• GIVEN ENTRIES:
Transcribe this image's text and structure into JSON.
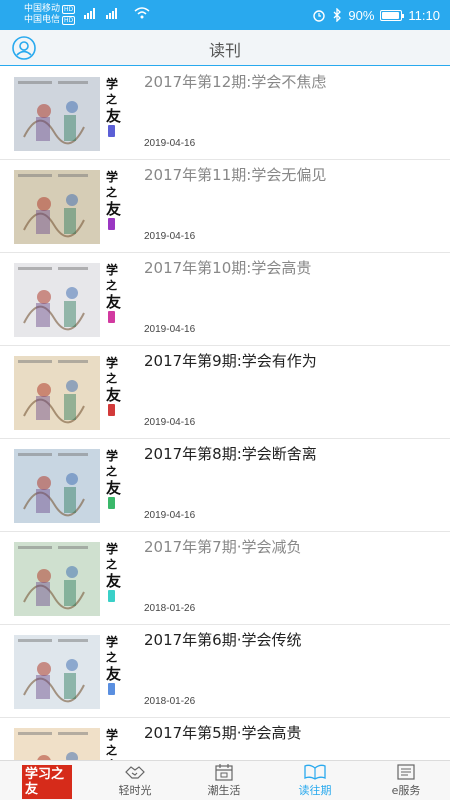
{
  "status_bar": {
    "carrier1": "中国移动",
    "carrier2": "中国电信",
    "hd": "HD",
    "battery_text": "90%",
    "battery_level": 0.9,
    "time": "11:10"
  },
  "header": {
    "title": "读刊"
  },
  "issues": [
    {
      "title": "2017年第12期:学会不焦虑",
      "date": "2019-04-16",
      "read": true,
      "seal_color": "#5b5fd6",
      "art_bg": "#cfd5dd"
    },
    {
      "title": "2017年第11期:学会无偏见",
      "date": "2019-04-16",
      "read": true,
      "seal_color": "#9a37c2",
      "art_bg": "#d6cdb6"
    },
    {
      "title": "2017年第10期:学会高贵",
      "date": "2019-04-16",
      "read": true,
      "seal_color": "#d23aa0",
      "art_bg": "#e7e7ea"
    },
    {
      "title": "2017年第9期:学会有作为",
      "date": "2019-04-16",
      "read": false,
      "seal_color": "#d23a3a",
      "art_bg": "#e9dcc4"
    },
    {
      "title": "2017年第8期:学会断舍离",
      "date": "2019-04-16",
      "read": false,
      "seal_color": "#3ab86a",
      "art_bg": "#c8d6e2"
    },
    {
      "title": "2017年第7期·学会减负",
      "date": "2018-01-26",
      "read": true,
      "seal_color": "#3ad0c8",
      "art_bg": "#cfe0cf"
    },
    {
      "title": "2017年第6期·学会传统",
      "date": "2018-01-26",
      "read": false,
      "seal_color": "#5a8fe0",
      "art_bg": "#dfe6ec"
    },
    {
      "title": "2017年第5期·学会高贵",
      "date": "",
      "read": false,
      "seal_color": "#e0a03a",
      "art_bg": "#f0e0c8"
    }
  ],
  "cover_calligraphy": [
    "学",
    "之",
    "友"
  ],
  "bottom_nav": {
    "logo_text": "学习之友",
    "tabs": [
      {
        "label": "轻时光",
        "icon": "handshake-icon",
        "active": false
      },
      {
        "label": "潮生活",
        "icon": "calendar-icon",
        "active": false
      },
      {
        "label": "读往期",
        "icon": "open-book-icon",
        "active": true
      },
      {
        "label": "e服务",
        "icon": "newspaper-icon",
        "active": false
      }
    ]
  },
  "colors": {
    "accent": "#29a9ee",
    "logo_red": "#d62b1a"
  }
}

• WHAT THE TASK ASKS: Work out how many lines of the data above hold the word "icon", and write only the count.

• ANSWER: 4